§ Data for the task
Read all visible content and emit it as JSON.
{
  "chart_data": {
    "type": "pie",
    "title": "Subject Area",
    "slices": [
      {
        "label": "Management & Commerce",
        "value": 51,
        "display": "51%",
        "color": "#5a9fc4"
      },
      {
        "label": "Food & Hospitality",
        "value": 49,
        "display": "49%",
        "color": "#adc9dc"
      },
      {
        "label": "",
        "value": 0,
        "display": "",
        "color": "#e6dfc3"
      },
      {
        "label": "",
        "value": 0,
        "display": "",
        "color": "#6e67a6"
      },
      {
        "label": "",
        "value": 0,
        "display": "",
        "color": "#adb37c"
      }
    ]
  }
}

§ Task prompt
Give the material above again, word for word.

§ Written reply
Read all visible content and emit it as JSON.
{
  "chart_data": {
    "type": "pie",
    "title": "Subject Area",
    "slices": [
      {
        "label": "Management & Commerce",
        "value": 51,
        "display": "51%",
        "color": "#5a9fc4"
      },
      {
        "label": "Food & Hospitality",
        "value": 49,
        "display": "49%",
        "color": "#adc9dc"
      },
      {
        "label": "",
        "value": 0,
        "display": "",
        "color": "#e6dfc3"
      },
      {
        "label": "",
        "value": 0,
        "display": "",
        "color": "#6e67a6"
      },
      {
        "label": "",
        "value": 0,
        "display": "",
        "color": "#adb37c"
      }
    ]
  }
}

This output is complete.